• **EXERCISE TASK**
In the material below, find how many lines contain the string "this". Write only that number.

• **PROVIDED RECORDS**
╭──

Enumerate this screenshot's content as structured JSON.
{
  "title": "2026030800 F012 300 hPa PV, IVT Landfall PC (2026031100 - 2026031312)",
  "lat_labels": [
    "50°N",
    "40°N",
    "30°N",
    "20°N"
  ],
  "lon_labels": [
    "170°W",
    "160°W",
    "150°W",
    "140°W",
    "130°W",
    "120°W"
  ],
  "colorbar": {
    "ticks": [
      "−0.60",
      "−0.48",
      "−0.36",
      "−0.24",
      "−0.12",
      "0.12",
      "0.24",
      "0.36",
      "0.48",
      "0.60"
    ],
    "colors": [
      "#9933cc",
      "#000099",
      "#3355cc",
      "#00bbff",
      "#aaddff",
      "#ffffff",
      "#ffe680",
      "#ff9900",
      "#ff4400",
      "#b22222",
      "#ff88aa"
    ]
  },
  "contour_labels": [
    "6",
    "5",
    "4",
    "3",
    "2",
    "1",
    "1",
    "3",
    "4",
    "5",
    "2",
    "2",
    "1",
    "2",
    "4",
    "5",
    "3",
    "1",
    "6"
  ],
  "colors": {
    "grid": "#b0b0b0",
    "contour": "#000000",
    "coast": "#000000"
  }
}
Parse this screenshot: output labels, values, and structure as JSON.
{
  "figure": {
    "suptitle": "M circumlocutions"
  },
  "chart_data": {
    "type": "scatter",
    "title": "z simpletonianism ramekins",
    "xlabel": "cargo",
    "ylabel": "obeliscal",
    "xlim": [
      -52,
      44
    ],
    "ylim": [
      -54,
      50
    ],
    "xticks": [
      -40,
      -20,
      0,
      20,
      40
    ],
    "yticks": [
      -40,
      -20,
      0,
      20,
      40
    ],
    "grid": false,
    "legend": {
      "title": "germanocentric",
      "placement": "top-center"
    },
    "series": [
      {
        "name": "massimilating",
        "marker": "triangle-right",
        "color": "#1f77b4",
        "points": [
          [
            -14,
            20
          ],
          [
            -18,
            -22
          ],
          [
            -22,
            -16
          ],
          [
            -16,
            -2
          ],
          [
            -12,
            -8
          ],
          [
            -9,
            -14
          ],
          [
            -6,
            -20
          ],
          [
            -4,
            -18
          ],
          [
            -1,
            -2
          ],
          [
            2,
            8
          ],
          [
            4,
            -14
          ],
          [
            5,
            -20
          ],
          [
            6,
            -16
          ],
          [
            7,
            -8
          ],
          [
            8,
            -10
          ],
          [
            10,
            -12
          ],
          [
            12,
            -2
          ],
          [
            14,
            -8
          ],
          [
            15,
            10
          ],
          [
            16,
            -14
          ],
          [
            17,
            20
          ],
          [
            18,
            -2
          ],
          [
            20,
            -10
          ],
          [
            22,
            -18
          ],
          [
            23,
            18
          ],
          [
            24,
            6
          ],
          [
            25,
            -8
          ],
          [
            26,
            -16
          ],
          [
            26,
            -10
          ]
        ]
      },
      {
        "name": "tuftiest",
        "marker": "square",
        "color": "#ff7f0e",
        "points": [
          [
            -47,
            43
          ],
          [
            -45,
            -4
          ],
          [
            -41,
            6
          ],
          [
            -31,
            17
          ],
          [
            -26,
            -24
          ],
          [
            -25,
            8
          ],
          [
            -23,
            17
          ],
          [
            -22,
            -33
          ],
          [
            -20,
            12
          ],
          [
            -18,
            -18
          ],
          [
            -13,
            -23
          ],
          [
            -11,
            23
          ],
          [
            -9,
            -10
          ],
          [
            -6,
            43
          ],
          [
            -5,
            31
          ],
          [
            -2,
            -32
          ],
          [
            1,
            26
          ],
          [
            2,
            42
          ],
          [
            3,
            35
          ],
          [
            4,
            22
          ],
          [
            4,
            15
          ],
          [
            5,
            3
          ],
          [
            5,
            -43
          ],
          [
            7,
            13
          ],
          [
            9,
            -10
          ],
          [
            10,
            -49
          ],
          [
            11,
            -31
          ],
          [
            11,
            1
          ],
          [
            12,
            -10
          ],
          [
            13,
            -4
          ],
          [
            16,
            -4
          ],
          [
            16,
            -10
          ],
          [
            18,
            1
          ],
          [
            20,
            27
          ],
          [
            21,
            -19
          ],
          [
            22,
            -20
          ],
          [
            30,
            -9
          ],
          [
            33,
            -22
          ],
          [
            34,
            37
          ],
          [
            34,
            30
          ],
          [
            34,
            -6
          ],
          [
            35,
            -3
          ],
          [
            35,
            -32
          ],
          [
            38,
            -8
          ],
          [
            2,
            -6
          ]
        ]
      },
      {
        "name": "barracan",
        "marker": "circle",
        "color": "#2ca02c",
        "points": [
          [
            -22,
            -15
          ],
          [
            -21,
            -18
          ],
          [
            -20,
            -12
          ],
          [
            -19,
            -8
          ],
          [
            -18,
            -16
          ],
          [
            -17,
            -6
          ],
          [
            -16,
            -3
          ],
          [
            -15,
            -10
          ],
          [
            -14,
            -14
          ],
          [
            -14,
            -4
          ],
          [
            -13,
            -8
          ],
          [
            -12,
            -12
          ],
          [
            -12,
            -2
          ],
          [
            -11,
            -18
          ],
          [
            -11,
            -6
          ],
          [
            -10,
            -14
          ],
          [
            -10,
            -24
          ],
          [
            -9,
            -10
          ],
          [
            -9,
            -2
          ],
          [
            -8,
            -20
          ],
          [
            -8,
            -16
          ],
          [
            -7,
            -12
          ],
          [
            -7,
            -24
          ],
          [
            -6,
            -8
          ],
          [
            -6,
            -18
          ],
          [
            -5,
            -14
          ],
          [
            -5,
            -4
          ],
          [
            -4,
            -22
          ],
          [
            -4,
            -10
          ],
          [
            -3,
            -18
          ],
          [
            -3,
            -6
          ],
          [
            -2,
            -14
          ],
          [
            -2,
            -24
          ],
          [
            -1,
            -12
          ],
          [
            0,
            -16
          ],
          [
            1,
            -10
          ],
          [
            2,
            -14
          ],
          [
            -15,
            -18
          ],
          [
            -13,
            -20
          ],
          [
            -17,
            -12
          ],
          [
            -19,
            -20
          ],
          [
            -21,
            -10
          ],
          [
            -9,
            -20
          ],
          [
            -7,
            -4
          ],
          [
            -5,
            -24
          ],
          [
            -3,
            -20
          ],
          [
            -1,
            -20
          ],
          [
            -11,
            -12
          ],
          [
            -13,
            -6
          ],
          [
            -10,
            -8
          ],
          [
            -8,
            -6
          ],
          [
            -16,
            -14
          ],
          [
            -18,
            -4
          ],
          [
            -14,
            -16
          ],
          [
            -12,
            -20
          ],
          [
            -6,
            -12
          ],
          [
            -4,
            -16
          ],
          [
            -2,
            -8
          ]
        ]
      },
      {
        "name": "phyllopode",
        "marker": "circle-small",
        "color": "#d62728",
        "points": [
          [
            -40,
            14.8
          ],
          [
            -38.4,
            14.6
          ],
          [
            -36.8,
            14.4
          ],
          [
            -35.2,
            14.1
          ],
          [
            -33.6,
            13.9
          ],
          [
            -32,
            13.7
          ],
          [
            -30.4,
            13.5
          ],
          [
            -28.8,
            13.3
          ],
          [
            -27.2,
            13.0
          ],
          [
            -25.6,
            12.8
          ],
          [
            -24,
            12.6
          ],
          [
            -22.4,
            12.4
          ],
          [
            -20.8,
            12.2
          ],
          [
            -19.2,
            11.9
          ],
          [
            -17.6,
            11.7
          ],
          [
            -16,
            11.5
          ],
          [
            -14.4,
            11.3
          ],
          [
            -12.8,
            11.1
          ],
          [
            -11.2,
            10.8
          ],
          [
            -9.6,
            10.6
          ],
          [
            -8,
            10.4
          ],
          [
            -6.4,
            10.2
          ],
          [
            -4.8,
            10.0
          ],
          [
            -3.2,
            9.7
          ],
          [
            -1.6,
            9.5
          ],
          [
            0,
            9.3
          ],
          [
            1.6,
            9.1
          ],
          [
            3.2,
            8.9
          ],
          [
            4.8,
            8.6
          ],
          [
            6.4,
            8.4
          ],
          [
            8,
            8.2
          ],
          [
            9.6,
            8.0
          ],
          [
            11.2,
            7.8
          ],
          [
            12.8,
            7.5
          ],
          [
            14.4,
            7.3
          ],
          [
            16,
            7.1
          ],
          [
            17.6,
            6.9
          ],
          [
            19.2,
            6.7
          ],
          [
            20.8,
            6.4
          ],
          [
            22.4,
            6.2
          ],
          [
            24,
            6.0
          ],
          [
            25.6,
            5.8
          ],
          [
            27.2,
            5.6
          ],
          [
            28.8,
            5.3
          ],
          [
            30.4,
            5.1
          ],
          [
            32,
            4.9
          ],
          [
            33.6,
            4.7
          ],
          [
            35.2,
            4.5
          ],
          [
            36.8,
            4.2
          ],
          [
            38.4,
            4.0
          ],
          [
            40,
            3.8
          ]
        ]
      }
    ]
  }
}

╰──

• **THE OUTPUT**
2